-- GOAL --
From the listing below, pull out the lines that hold "فذكره".

-- DATA IN THIS EXERCISE --

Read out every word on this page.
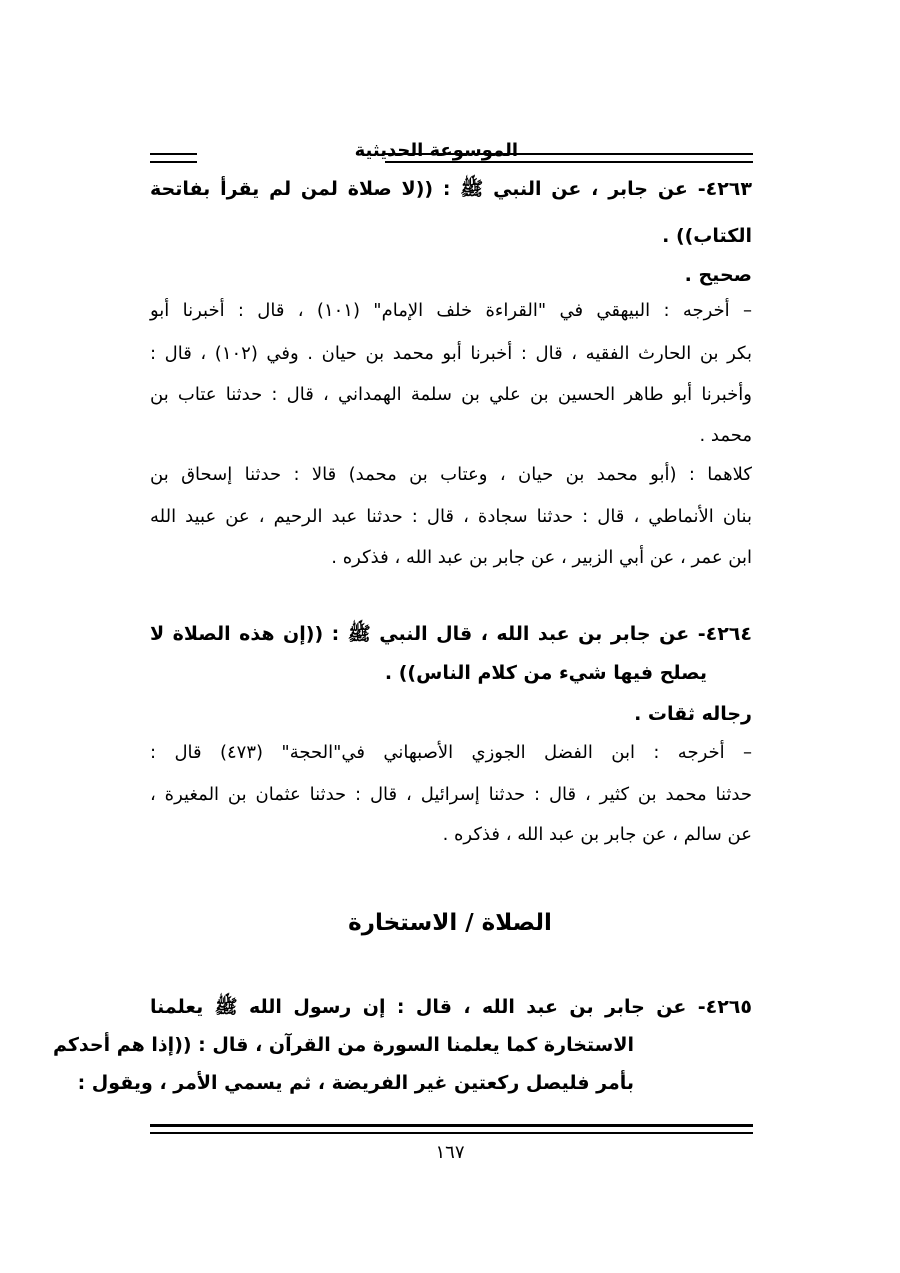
الموسوعة الحديثية
٤٢٦٣- عن جابر ، عن النبي ﷺ : ((لا صلاة لمن لم يقرأ بفاتحة
الكتاب)) .
صحيح .
– أخرجه : البيهقي في "القراءة خلف الإمام" (١٠١) ، قال : أخبرنا أبو
بكر بن الحارث الفقيه ، قال : أخبرنا أبو محمد بن حيان . وفي (١٠٢) ، قال :
وأخبرنا أبو طاهر الحسين بن علي بن سلمة الهمداني ، قال : حدثنا عتاب بن
محمد .
كلاهما : (أبو محمد بن حيان ، وعتاب بن محمد) قالا : حدثنا إسحاق بن
بنان الأنماطي ، قال : حدثنا سجادة ، قال : حدثنا عبد الرحيم ، عن عبيد الله
ابن عمر ، عن أبي الزبير ، عن جابر بن عبد الله ، فذكره .
٤٢٦٤- عن جابر بن عبد الله ، قال النبي ﷺ : ((إن هذه الصلاة لا
يصلح فيها شيء من كلام الناس)) .
رجاله ثقات .
– أخرجه : ابن الفضل الجوزي الأصبهاني في"الحجة" (٤٧٣) قال :
حدثنا محمد بن كثير ، قال : حدثنا إسرائيل ، قال : حدثنا عثمان بن المغيرة ،
عن سالم ، عن جابر بن عبد الله ، فذكره .
الصلاة / الاستخارة
٤٢٦٥- عن جابر بن عبد الله ، قال : إن رسول الله ﷺ يعلمنا
الاستخارة كما يعلمنا السورة من القرآن ، قال : ((إذا هم أحدكم
بأمر فليصل ركعتين غير الفريضة ، ثم يسمي الأمر ، ويقول :
١٦٧
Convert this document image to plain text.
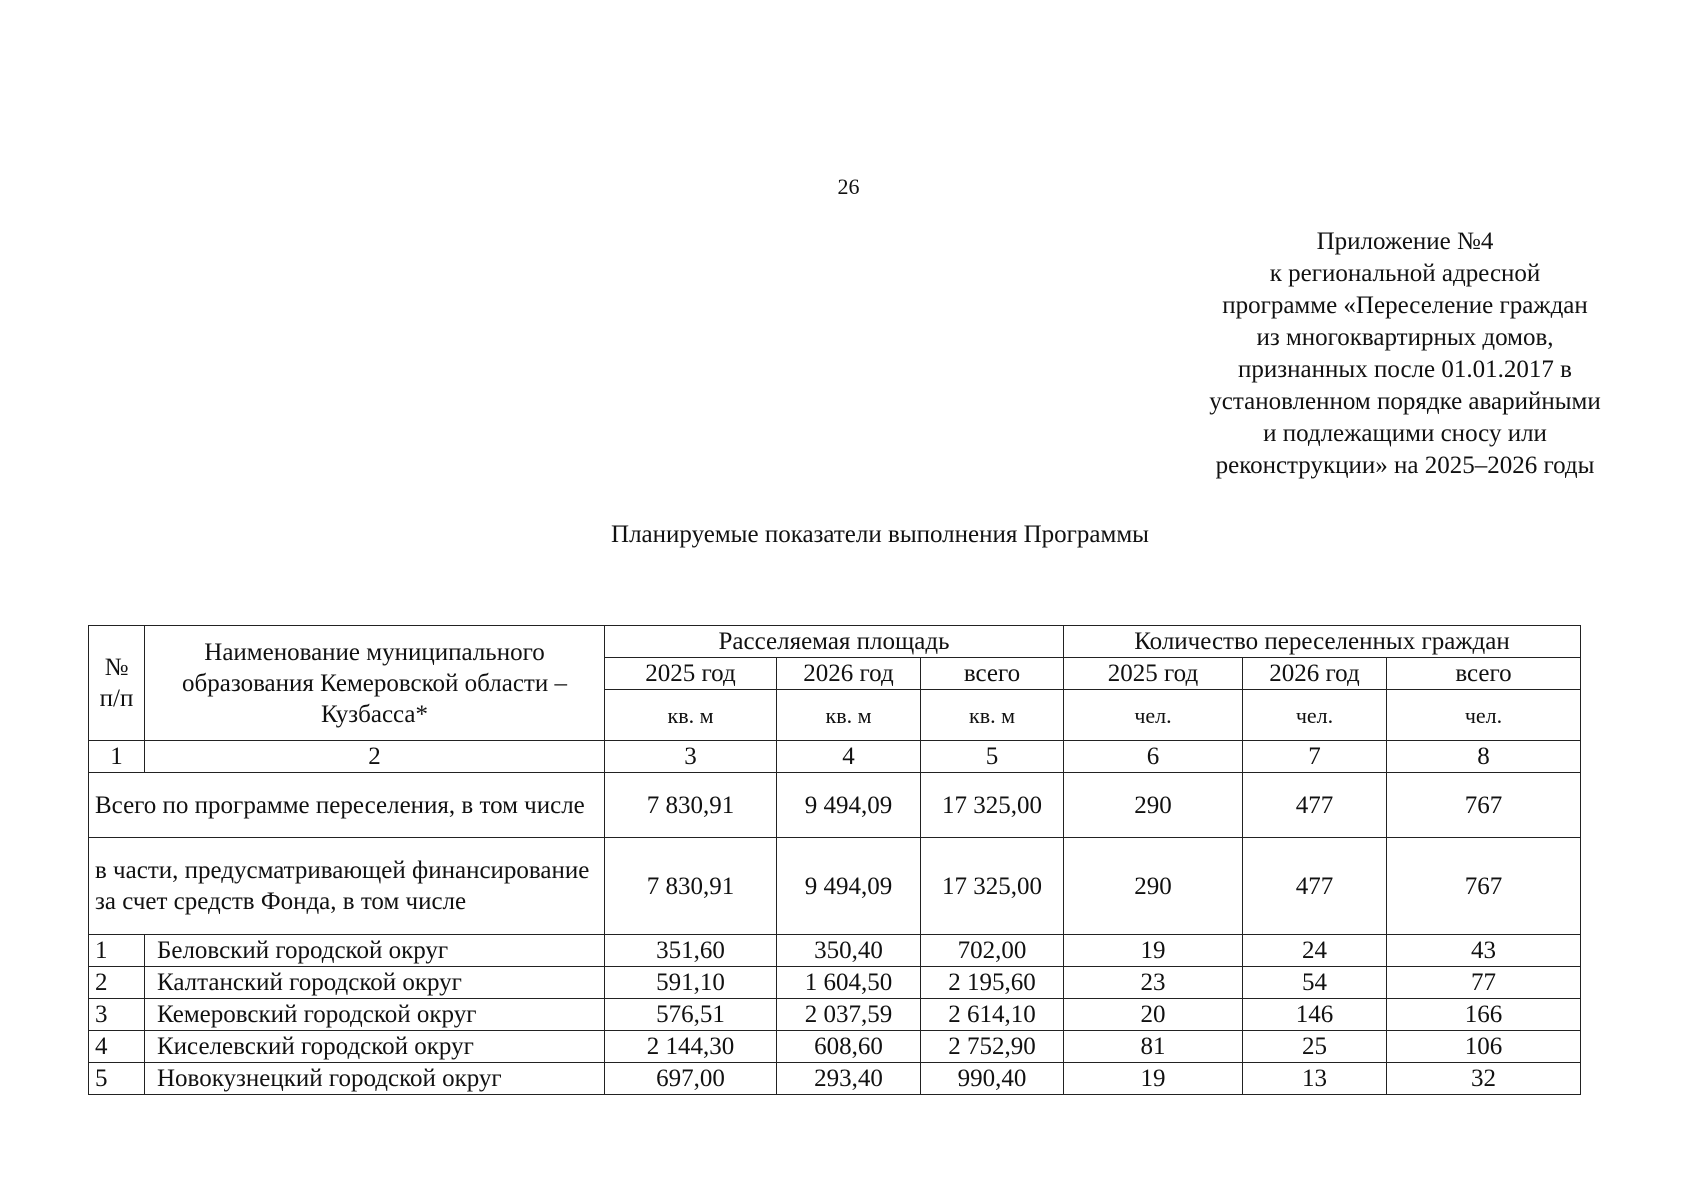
26
Приложение №4
к региональной адресной
программе «Переселение граждан
из многоквартирных домов,
признанных после 01.01.2017 в
установленном порядке аварийными
и подлежащими сносу или
реконструкции» на 2025–2026 годы
Планируемые показатели выполнения Программы
№ п/п	Наименование муниципального образования Кемеровской области – Кузбасса*	Расселяемая площадь			Количество переселенных граждан		
		2025 год	2026 год	всего	2025 год	2026 год	всего
		кв. м	кв. м	кв. м	чел.	чел.	чел.
1	2	3	4	5	6	7	8
Всего по программе переселения, в том числе		7 830,91	9 494,09	17 325,00	290	477	767
в части, предусматривающей финансирование за счет средств Фонда, в том числе		7 830,91	9 494,09	17 325,00	290	477	767
1	Беловский городской округ	351,60	350,40	702,00	19	24	43
2	Калтанский городской округ	591,10	1 604,50	2 195,60	23	54	77
3	Кемеровский городской округ	576,51	2 037,59	2 614,10	20	146	166
4	Киселевский городской округ	2 144,30	608,60	2 752,90	81	25	106
5	Новокузнецкий городской округ	697,00	293,40	990,40	19	13	32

-- THE REPLY --
ابن عمر ، عن أبي الزبير ، عن جابر بن عبد الله ، فذكره .
عن سالم ، عن جابر بن عبد الله ، فذكره .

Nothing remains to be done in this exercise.